**Bacaan yang Disediakan**
◇ ◇ ◇ ◇

Paduarsana

Berbagi Tentang Semua Hal

Daily Archives: April 15, 2018

Pura Luhur Tamba Waras


Pura Luhur Tamba Waras letaknya dilereng Gunung Batukaru pada ketinggian 725mdpl (meter diatas permukaan laut), tepatnya di Desa Sangketan, Penebel, kurang lebih 22km dari pusat kota Tabanan. Pura Luhur Tamba Waras atau juga disebut Tambo Waras dikenal sebagai gudang farmasinya jagat raya.

◇ ◇ ◇ ◇

**Baris Tersedia**
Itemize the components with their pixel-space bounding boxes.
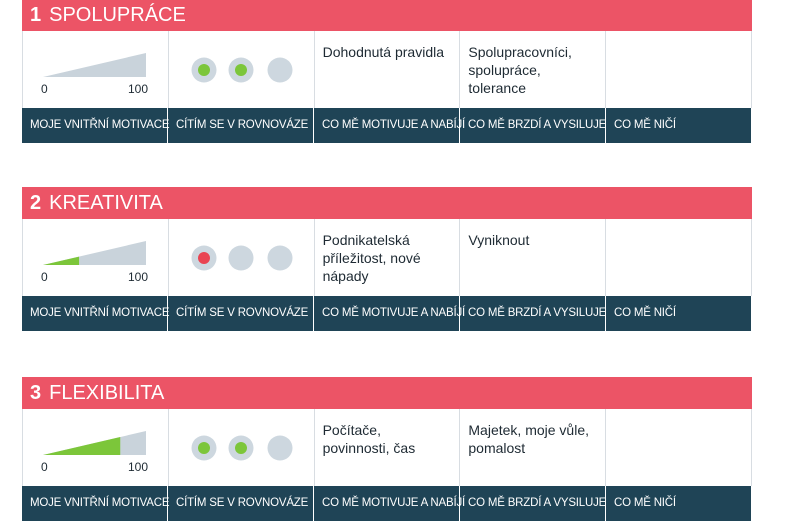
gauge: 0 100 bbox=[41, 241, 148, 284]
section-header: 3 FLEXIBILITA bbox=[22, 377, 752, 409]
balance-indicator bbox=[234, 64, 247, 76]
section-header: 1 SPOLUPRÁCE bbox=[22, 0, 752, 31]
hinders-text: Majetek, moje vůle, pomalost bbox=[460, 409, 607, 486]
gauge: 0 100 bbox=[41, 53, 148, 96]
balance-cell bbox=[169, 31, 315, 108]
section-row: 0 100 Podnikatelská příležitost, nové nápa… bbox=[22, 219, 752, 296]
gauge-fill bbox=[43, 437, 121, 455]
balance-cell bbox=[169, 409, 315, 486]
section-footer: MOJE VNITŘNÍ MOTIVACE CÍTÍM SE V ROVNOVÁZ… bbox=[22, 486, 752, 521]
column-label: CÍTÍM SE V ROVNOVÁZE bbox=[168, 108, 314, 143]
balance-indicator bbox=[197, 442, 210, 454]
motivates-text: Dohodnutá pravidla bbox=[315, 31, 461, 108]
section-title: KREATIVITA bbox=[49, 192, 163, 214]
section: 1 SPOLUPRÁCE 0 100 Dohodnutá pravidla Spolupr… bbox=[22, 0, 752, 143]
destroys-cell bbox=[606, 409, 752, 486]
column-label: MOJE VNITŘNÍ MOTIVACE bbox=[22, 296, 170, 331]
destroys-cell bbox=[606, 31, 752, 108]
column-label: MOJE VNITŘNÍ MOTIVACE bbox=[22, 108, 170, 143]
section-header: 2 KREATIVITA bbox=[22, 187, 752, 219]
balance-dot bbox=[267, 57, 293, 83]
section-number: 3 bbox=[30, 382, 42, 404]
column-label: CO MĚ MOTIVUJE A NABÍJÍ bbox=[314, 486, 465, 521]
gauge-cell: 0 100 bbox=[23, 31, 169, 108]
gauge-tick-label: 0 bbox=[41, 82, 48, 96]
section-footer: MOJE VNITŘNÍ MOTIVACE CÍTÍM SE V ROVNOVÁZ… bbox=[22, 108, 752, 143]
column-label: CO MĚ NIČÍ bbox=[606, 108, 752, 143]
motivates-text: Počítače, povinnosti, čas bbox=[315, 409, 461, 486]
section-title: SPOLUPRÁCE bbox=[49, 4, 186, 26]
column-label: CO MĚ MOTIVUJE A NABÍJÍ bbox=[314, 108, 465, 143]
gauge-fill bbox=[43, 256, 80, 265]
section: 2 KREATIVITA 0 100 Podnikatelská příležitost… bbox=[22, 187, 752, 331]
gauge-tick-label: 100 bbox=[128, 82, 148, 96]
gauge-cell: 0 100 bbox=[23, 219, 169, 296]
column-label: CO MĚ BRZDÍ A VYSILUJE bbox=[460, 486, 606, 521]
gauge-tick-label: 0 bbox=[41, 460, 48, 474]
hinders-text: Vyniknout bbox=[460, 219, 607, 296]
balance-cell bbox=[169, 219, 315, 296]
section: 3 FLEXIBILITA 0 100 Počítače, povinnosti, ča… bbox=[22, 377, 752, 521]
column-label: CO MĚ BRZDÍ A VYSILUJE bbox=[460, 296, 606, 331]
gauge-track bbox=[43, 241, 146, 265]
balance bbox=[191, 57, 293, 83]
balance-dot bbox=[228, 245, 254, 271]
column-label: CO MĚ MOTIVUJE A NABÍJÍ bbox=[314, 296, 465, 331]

◇ ◇ ◇ ◇

**Instruksi Tertulis**
Tentukan apakah setiap pernyataan berikut sesuai dengan teks tentang Pura Luhur Tamba Waras, lalu jawab ya atau tidak disertai kutipan kata-kata penentu dari teks tersebut.
1. Pura Luhur Tamba Waras terletak di Desa Sangketan, Penebel.
2. Pura Luhur Tamba Waras berada pada ketinggian lebih dari 1.000 meter di atas permukaan laut.
3. Jarak Pura Luhur Tamba Waras dari pusat kota Tabanan sekitar 22 km.

**Hasil Tugas**
1. Ya: "tepatnya di Desa Sangketan, Penebel".
2. Tidak: "pada ketinggian 725mdpl".
3. Ya: "kurang lebih 22km dari pusat kota Tabanan".